▸ MATERIAL FOR THIS TASK:
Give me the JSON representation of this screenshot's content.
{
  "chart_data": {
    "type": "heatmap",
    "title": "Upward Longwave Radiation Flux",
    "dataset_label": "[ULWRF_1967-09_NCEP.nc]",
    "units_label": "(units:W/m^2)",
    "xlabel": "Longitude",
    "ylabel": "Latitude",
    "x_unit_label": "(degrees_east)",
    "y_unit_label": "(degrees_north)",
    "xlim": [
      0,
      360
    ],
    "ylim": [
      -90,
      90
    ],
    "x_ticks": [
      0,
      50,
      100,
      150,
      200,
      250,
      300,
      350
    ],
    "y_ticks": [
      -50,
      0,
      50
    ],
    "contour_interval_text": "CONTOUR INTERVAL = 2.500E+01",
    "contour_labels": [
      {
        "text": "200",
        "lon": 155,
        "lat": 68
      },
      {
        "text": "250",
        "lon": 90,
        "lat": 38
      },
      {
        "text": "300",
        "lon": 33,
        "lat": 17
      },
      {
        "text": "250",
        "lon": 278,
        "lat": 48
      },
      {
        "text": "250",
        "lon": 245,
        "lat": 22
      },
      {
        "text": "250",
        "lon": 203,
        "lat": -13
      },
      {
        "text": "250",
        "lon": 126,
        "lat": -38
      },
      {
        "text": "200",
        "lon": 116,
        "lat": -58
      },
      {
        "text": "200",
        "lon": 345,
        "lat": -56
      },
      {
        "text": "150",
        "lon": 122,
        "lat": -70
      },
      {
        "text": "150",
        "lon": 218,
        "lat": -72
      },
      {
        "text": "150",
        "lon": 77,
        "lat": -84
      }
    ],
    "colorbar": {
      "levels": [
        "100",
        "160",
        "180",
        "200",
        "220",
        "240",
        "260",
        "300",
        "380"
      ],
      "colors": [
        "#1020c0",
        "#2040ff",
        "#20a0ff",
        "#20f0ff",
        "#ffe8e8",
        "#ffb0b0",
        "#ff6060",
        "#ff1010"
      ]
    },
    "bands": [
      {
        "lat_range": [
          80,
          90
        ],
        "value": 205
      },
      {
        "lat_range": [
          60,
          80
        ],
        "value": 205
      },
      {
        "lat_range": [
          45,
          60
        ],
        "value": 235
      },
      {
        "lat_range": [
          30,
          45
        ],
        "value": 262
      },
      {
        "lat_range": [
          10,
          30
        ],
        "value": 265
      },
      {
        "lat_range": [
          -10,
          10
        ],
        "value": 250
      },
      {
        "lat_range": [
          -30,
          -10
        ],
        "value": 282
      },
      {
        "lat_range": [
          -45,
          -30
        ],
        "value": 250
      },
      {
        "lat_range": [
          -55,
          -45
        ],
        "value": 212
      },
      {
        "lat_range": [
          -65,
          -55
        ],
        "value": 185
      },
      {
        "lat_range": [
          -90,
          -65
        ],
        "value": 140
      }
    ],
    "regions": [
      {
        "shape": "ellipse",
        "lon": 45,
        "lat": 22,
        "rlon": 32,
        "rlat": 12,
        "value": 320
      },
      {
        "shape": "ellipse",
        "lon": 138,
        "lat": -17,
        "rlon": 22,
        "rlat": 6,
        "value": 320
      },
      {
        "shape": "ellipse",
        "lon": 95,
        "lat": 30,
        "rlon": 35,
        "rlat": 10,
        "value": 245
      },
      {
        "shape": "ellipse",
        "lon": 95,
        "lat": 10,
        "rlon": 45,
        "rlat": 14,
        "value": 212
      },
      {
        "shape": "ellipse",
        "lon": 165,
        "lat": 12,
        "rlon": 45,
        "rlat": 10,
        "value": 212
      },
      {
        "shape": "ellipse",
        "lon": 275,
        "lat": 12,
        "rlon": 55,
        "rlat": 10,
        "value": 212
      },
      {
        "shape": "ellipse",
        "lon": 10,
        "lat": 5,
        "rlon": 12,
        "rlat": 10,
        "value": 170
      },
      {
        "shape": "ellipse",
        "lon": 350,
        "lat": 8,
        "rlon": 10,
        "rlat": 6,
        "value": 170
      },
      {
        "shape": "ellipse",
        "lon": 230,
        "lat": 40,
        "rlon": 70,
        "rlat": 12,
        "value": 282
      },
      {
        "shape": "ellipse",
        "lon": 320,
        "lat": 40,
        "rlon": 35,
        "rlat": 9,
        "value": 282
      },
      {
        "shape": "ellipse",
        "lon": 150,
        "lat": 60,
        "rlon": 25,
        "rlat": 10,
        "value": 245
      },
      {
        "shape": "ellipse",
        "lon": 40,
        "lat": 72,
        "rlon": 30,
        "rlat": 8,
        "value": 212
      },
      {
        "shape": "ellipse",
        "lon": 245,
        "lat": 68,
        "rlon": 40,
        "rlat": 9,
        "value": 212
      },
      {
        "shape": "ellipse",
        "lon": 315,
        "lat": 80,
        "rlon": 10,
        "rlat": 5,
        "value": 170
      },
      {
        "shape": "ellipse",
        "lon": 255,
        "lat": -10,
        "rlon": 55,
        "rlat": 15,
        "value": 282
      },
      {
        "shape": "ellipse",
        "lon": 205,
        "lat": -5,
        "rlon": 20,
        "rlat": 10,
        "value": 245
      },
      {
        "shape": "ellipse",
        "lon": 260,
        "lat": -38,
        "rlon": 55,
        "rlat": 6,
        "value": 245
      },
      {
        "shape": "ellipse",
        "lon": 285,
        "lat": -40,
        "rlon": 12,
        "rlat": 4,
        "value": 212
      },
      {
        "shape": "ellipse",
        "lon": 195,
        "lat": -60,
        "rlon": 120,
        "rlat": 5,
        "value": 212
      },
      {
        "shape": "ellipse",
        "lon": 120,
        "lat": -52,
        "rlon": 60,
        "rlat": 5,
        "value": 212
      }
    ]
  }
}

▸ TASK GOAL: Repeat each entry word for word.

▸ WRITTEN ANSWER:
Give me the JSON representation of this screenshot's content.
{
  "chart_data": {
    "type": "heatmap",
    "title": "Upward Longwave Radiation Flux",
    "dataset_label": "[ULWRF_1967-09_NCEP.nc]",
    "units_label": "(units:W/m^2)",
    "xlabel": "Longitude",
    "ylabel": "Latitude",
    "x_unit_label": "(degrees_east)",
    "y_unit_label": "(degrees_north)",
    "xlim": [
      0,
      360
    ],
    "ylim": [
      -90,
      90
    ],
    "x_ticks": [
      0,
      50,
      100,
      150,
      200,
      250,
      300,
      350
    ],
    "y_ticks": [
      -50,
      0,
      50
    ],
    "contour_interval_text": "CONTOUR INTERVAL = 2.500E+01",
    "contour_labels": [
      {
        "text": "200",
        "lon": 155,
        "lat": 68
      },
      {
        "text": "250",
        "lon": 90,
        "lat": 38
      },
      {
        "text": "300",
        "lon": 33,
        "lat": 17
      },
      {
        "text": "250",
        "lon": 278,
        "lat": 48
      },
      {
        "text": "250",
        "lon": 245,
        "lat": 22
      },
      {
        "text": "250",
        "lon": 203,
        "lat": -13
      },
      {
        "text": "250",
        "lon": 126,
        "lat": -38
      },
      {
        "text": "200",
        "lon": 116,
        "lat": -58
      },
      {
        "text": "200",
        "lon": 345,
        "lat": -56
      },
      {
        "text": "150",
        "lon": 122,
        "lat": -70
      },
      {
        "text": "150",
        "lon": 218,
        "lat": -72
      },
      {
        "text": "150",
        "lon": 77,
        "lat": -84
      }
    ],
    "colorbar": {
      "levels": [
        "100",
        "160",
        "180",
        "200",
        "220",
        "240",
        "260",
        "300",
        "380"
      ],
      "colors": [
        "#1020c0",
        "#2040ff",
        "#20a0ff",
        "#20f0ff",
        "#ffe8e8",
        "#ffb0b0",
        "#ff6060",
        "#ff1010"
      ]
    },
    "bands": [
      {
        "lat_range": [
          80,
          90
        ],
        "value": 205
      },
      {
        "lat_range": [
          60,
          80
        ],
        "value": 205
      },
      {
        "lat_range": [
          45,
          60
        ],
        "value": 235
      },
      {
        "lat_range": [
          30,
          45
        ],
        "value": 262
      },
      {
        "lat_range": [
          10,
          30
        ],
        "value": 265
      },
      {
        "lat_range": [
          -10,
          10
        ],
        "value": 250
      },
      {
        "lat_range": [
          -30,
          -10
        ],
        "value": 282
      },
      {
        "lat_range": [
          -45,
          -30
        ],
        "value": 250
      },
      {
        "lat_range": [
          -55,
          -45
        ],
        "value": 212
      },
      {
        "lat_range": [
          -65,
          -55
        ],
        "value": 185
      },
      {
        "lat_range": [
          -90,
          -65
        ],
        "value": 140
      }
    ],
    "regions": [
      {
        "shape": "ellipse",
        "lon": 45,
        "lat": 22,
        "rlon": 32,
        "rlat": 12,
        "value": 320
      },
      {
        "shape": "ellipse",
        "lon": 138,
        "lat": -17,
        "rlon": 22,
        "rlat": 6,
        "value": 320
      },
      {
        "shape": "ellipse",
        "lon": 95,
        "lat": 30,
        "rlon": 35,
        "rlat": 10,
        "value": 245
      },
      {
        "shape": "ellipse",
        "lon": 95,
        "lat": 10,
        "rlon": 45,
        "rlat": 14,
        "value": 212
      },
      {
        "shape": "ellipse",
        "lon": 165,
        "lat": 12,
        "rlon": 45,
        "rlat": 10,
        "value": 212
      },
      {
        "shape": "ellipse",
        "lon": 275,
        "lat": 12,
        "rlon": 55,
        "rlat": 10,
        "value": 212
      },
      {
        "shape": "ellipse",
        "lon": 10,
        "lat": 5,
        "rlon": 12,
        "rlat": 10,
        "value": 170
      },
      {
        "shape": "ellipse",
        "lon": 350,
        "lat": 8,
        "rlon": 10,
        "rlat": 6,
        "value": 170
      },
      {
        "shape": "ellipse",
        "lon": 230,
        "lat": 40,
        "rlon": 70,
        "rlat": 12,
        "value": 282
      },
      {
        "shape": "ellipse",
        "lon": 320,
        "lat": 40,
        "rlon": 35,
        "rlat": 9,
        "value": 282
      },
      {
        "shape": "ellipse",
        "lon": 150,
        "lat": 60,
        "rlon": 25,
        "rlat": 10,
        "value": 245
      },
      {
        "shape": "ellipse",
        "lon": 40,
        "lat": 72,
        "rlon": 30,
        "rlat": 8,
        "value": 212
      },
      {
        "shape": "ellipse",
        "lon": 245,
        "lat": 68,
        "rlon": 40,
        "rlat": 9,
        "value": 212
      },
      {
        "shape": "ellipse",
        "lon": 315,
        "lat": 80,
        "rlon": 10,
        "rlat": 5,
        "value": 170
      },
      {
        "shape": "ellipse",
        "lon": 255,
        "lat": -10,
        "rlon": 55,
        "rlat": 15,
        "value": 282
      },
      {
        "shape": "ellipse",
        "lon": 205,
        "lat": -5,
        "rlon": 20,
        "rlat": 10,
        "value": 245
      },
      {
        "shape": "ellipse",
        "lon": 260,
        "lat": -38,
        "rlon": 55,
        "rlat": 6,
        "value": 245
      },
      {
        "shape": "ellipse",
        "lon": 285,
        "lat": -40,
        "rlon": 12,
        "rlat": 4,
        "value": 212
      },
      {
        "shape": "ellipse",
        "lon": 195,
        "lat": -60,
        "rlon": 120,
        "rlat": 5,
        "value": 212
      },
      {
        "shape": "ellipse",
        "lon": 120,
        "lat": -52,
        "rlon": 60,
        "rlat": 5,
        "value": 212
      }
    ]
  }
}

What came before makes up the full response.